[Stored entries]
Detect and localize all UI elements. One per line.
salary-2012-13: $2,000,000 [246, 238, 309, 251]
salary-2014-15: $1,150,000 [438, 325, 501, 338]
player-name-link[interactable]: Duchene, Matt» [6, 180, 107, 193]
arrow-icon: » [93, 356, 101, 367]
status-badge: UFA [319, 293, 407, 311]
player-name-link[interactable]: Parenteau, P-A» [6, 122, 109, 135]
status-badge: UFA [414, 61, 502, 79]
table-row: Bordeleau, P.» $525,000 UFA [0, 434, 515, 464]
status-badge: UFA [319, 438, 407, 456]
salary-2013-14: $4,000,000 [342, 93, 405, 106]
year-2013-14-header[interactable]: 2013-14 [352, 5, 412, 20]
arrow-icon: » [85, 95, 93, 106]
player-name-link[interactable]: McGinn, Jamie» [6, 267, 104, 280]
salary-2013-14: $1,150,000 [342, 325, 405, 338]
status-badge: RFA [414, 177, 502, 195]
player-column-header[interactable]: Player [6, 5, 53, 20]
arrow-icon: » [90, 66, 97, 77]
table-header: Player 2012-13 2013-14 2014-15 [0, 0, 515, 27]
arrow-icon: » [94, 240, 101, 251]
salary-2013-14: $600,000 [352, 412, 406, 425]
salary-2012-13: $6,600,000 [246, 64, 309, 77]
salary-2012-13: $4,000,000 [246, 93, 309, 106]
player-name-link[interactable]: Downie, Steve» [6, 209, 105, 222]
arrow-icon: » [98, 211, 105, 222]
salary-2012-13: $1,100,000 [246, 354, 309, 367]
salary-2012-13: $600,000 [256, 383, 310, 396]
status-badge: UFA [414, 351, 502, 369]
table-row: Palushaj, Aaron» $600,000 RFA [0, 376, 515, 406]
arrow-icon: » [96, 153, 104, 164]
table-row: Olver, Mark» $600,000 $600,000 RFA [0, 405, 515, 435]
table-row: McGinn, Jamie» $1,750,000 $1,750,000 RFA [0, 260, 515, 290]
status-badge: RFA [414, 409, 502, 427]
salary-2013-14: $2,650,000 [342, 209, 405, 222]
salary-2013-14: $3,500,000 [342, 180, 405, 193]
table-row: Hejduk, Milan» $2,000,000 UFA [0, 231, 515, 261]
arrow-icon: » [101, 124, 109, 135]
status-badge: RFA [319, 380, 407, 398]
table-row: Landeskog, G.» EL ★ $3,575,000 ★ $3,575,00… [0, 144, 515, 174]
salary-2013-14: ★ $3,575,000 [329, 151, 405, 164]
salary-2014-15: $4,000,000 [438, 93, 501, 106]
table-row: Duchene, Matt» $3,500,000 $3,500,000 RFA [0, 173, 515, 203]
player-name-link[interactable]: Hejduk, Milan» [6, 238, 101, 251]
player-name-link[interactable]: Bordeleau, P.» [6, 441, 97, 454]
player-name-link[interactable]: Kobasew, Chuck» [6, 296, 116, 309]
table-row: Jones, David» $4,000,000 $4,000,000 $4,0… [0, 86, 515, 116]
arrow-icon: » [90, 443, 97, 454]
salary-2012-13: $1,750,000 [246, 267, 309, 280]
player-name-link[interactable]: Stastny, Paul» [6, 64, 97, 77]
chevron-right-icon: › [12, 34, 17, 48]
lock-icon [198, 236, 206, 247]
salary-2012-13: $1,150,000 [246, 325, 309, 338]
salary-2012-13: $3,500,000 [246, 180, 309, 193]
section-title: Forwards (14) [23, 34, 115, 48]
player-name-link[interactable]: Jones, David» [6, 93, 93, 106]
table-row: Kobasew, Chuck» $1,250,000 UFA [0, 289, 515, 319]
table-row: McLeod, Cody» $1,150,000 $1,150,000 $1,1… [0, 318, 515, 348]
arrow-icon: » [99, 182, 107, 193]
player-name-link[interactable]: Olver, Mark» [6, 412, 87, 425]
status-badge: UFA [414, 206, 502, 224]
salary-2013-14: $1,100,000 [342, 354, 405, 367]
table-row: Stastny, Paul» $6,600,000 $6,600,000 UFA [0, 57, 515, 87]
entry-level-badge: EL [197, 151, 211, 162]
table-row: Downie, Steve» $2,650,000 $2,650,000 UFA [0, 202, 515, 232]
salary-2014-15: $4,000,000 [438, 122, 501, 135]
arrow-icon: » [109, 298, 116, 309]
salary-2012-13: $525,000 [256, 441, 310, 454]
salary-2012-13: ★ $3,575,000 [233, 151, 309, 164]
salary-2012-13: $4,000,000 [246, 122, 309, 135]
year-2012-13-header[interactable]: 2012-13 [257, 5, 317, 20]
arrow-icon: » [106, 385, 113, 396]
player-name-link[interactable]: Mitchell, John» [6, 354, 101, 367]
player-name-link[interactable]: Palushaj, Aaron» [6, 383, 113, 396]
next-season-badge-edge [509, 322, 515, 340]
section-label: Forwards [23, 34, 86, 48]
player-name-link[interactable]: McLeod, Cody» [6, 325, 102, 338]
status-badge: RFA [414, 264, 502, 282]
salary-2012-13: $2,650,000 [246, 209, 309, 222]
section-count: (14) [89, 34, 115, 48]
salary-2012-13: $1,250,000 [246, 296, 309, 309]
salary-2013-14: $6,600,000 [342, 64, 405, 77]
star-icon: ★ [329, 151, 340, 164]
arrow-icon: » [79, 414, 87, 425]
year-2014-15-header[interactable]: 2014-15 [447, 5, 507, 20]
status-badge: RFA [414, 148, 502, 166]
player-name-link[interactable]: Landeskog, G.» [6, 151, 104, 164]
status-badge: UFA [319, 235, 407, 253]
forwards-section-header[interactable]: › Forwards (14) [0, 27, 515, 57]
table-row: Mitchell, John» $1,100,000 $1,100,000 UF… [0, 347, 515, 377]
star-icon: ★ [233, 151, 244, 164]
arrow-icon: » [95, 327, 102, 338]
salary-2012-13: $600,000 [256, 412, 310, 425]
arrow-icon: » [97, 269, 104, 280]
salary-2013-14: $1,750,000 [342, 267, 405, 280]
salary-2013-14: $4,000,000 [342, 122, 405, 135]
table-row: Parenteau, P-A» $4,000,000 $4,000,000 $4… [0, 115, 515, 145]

### [Task statement]
From the records above, gather every line that contains the string "McGinn", treating uppercase and lowercase as distinct.

### [Answer to this task]
player-name-link[interactable]: McGinn, Jamie» [6, 267, 104, 280]
table-row: McGinn, Jamie» $1,750,000 $1,750,000 RFA [0, 260, 515, 290]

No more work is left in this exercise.